GIVEN REQUEST
Find the word "кожу" in the records below. List each line containing it.

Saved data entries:
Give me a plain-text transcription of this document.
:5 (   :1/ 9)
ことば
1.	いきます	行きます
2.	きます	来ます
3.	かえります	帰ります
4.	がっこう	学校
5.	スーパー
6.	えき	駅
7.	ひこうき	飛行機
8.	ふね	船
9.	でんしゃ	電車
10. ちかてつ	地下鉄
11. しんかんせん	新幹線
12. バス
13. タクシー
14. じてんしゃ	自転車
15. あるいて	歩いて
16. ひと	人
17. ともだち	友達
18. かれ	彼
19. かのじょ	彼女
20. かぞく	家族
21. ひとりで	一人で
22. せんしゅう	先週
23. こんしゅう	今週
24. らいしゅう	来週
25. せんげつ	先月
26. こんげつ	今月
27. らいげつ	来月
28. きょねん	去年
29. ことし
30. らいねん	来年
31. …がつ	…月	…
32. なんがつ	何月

--

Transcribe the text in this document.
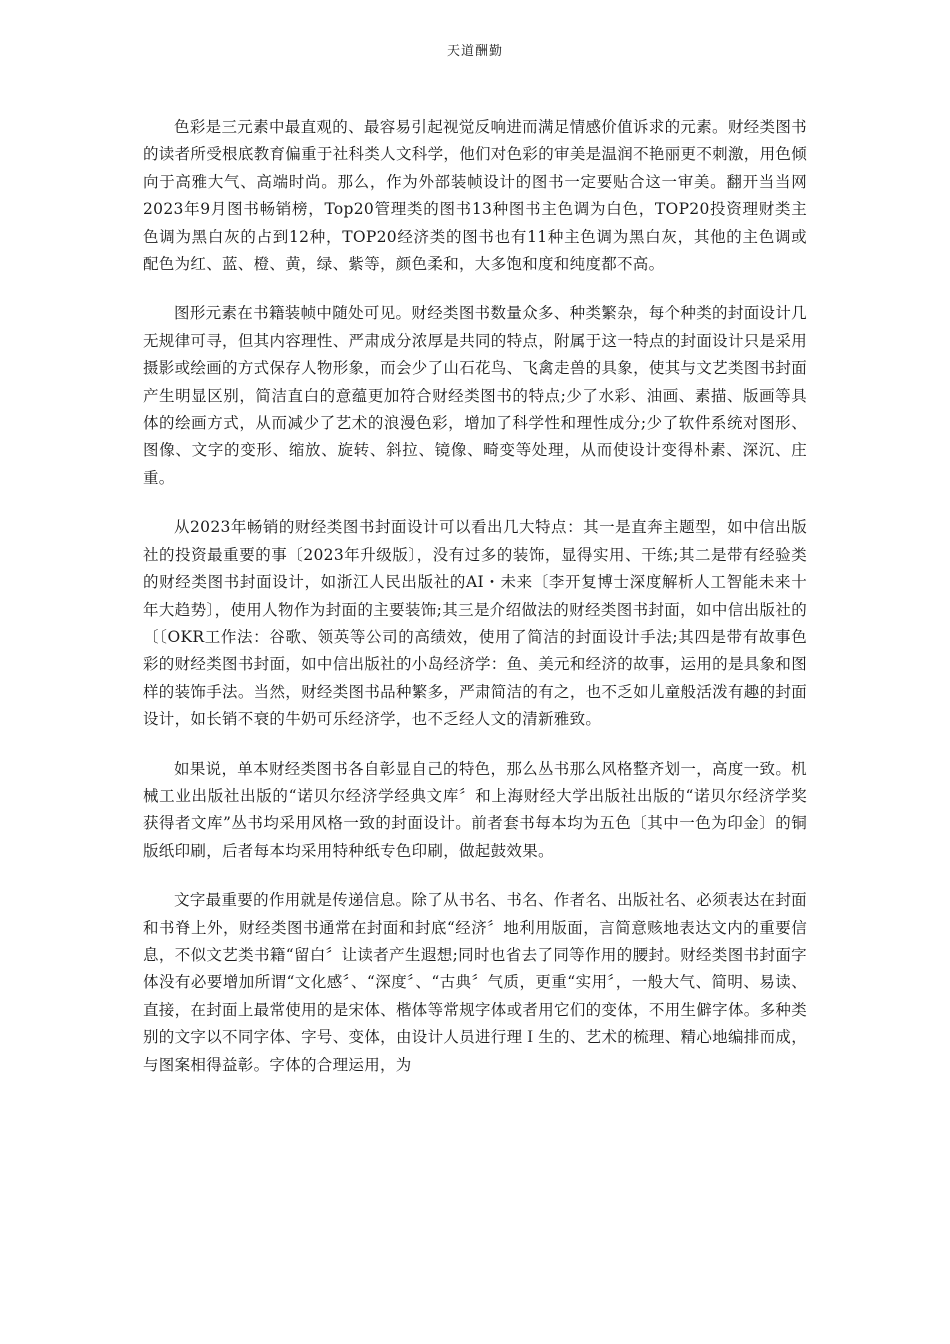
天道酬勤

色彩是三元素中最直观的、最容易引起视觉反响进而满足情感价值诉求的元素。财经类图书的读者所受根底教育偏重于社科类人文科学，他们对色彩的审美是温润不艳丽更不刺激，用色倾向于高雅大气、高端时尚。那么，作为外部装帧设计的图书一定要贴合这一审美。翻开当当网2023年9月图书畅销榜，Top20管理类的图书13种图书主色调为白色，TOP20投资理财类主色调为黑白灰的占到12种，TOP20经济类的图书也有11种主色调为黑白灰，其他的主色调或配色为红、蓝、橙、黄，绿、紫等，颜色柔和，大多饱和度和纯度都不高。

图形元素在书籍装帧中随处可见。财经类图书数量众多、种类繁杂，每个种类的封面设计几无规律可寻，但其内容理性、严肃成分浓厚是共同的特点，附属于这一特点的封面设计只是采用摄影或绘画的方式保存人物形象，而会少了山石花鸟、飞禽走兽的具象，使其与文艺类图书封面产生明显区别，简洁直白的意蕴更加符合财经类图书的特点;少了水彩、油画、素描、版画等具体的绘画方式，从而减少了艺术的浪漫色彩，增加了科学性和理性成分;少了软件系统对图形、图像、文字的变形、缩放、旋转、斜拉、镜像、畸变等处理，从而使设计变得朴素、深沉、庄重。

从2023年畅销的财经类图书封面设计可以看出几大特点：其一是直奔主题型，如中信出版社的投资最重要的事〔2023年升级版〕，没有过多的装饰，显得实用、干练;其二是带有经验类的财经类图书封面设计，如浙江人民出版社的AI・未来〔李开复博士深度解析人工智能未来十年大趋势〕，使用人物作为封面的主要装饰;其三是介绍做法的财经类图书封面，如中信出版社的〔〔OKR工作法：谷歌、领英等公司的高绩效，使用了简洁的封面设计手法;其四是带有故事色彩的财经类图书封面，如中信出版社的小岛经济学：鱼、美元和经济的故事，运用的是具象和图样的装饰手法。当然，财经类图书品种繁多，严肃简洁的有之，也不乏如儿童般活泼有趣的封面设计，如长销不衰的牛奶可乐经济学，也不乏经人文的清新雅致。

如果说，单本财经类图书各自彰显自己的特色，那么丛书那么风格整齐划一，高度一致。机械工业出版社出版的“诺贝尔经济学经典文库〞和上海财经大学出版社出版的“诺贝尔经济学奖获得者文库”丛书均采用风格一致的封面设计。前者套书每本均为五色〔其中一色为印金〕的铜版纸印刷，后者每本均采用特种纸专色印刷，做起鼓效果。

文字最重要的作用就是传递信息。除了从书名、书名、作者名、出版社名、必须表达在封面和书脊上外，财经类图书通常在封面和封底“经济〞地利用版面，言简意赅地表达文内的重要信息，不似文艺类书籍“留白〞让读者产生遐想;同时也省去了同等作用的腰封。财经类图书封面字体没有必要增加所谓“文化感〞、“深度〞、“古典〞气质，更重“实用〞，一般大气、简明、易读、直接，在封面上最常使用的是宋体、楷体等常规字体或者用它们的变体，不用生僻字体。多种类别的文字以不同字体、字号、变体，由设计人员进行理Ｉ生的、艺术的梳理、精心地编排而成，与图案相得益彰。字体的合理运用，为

* * *

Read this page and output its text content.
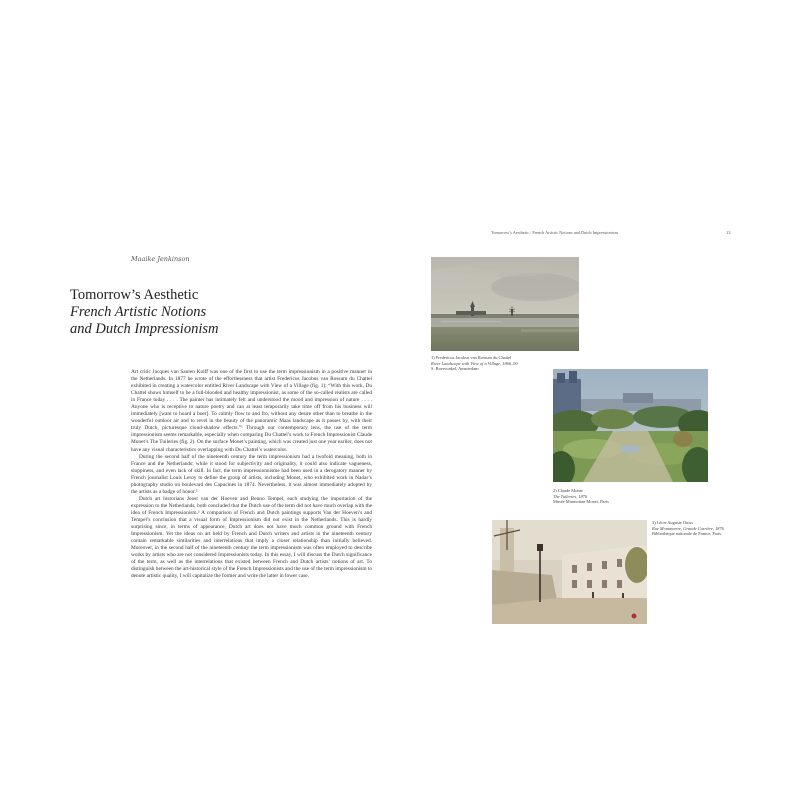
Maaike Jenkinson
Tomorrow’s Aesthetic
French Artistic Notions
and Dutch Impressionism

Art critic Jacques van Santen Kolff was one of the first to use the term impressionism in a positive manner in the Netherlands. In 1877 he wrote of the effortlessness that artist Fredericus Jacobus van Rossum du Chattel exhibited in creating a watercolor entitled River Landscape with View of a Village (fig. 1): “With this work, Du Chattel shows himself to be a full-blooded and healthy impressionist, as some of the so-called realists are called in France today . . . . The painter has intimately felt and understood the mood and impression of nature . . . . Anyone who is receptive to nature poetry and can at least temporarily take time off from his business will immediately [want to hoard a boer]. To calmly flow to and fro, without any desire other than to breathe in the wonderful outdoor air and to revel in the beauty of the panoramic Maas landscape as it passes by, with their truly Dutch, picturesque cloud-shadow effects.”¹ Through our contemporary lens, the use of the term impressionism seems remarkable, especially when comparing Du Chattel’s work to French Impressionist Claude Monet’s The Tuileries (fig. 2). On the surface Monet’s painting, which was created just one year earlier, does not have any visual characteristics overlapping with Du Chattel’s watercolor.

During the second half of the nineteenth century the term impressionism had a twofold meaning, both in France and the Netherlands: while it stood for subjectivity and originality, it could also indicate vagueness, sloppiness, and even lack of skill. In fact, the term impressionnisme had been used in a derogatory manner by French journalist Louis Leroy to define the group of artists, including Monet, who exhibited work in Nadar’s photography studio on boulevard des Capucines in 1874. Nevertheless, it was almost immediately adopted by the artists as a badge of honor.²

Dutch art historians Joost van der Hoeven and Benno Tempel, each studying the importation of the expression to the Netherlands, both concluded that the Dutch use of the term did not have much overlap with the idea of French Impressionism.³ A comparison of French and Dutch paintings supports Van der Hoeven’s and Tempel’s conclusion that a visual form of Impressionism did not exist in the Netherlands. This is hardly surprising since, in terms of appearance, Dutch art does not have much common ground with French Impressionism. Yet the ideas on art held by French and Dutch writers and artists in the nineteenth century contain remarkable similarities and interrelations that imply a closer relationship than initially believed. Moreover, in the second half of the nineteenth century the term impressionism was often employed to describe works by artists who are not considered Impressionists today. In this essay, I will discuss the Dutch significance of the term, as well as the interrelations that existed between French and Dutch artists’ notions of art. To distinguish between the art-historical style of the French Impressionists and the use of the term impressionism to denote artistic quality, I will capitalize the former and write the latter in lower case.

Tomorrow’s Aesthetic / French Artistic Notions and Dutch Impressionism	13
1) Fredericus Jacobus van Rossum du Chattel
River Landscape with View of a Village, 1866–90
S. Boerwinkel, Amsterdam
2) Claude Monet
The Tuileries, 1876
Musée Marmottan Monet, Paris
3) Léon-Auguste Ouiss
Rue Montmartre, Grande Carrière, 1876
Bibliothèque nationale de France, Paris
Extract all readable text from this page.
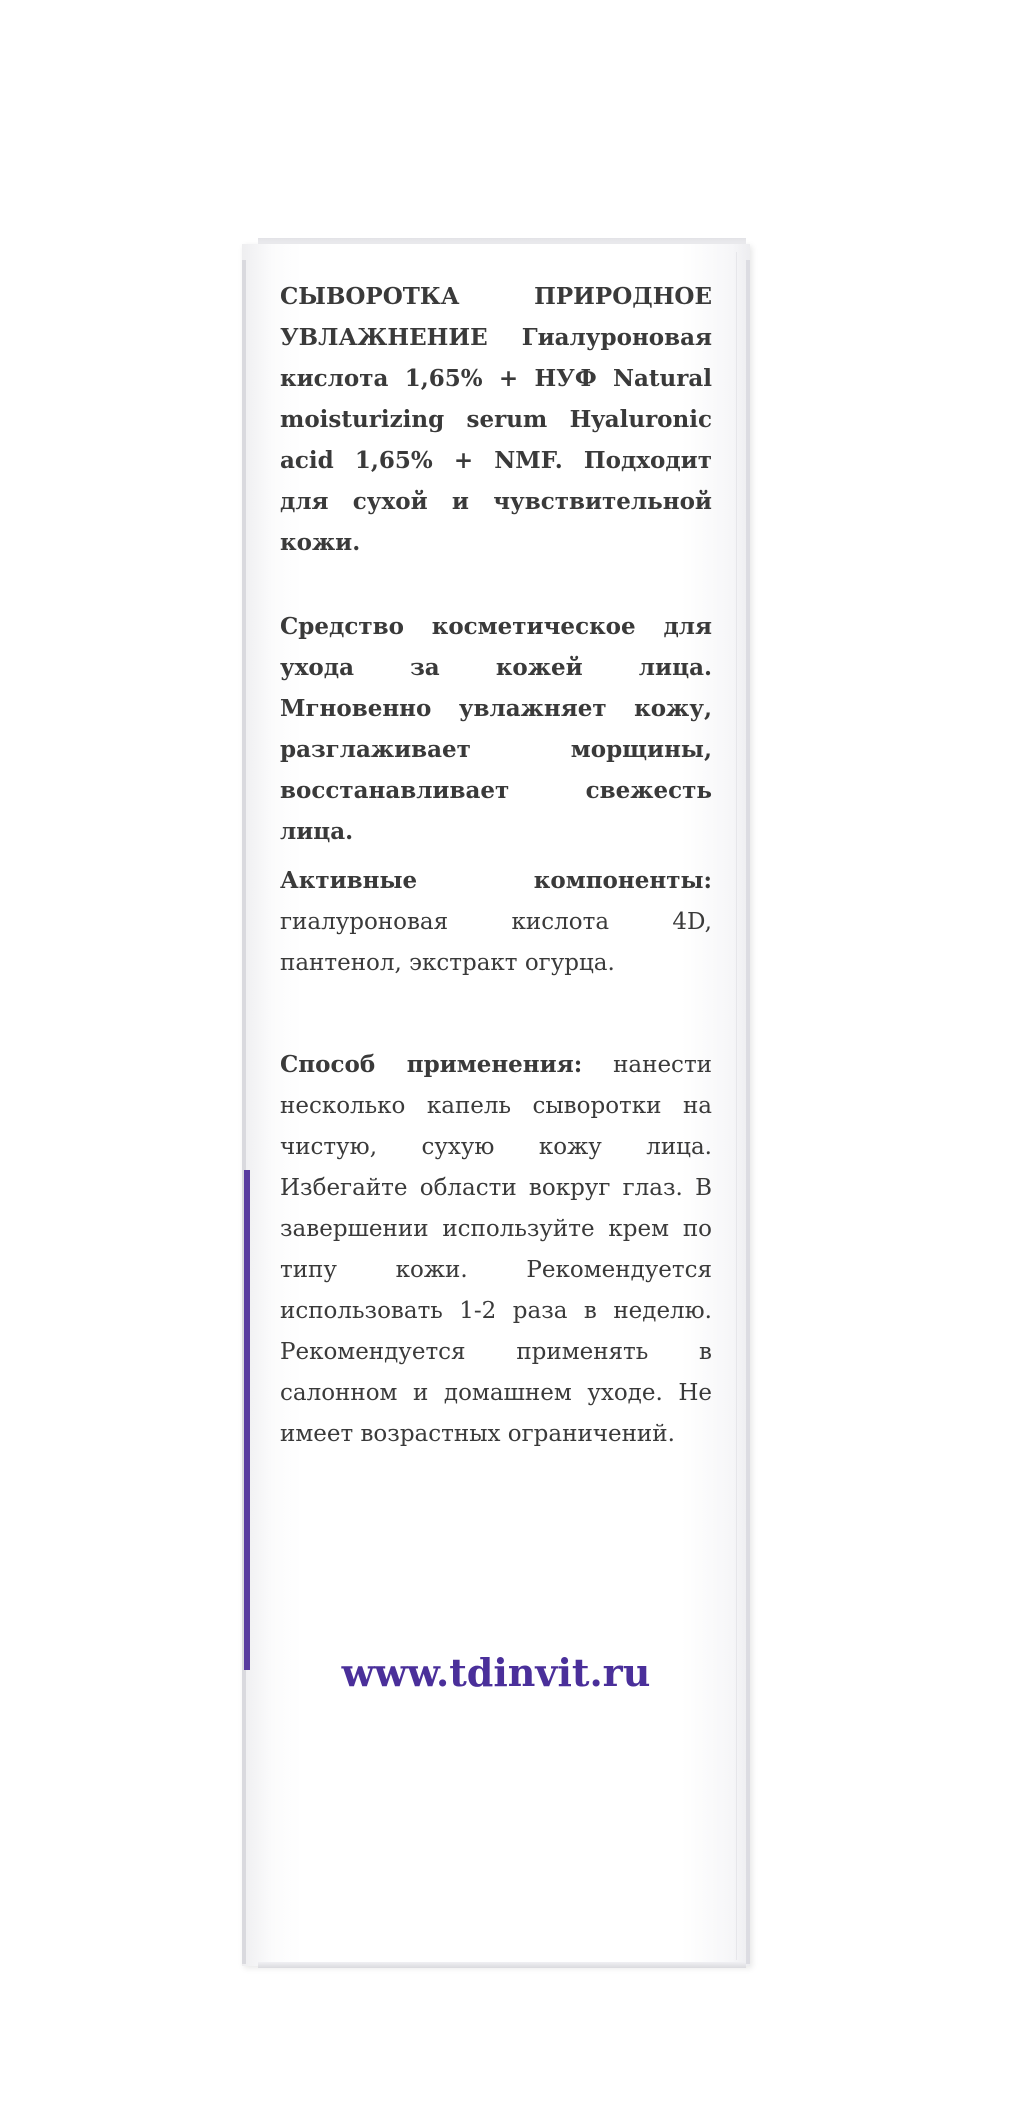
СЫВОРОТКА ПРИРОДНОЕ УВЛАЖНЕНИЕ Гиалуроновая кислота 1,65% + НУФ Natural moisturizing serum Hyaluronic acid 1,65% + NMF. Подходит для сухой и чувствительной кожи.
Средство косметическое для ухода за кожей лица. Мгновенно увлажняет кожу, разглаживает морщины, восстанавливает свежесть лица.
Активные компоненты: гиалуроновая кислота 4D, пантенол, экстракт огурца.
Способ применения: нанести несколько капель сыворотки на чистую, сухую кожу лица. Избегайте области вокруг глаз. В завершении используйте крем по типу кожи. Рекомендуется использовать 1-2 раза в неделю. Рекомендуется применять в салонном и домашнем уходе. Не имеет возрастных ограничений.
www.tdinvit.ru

WRITTEN SOLUTION
Средство косметическое для ухода за кожей лица. Мгновенно увлажняет кожу, разглаживает морщины, восстанавливает свежесть лица.
Способ применения: нанести несколько капель сыворотки на чистую, сухую кожу лица. Избегайте области вокруг глаз. В завершении используйте крем по типу кожи. Рекомендуется использовать 1-2 раза в неделю. Рекомендуется применять в салонном и домашнем уходе. Не имеет возрастных ограничений.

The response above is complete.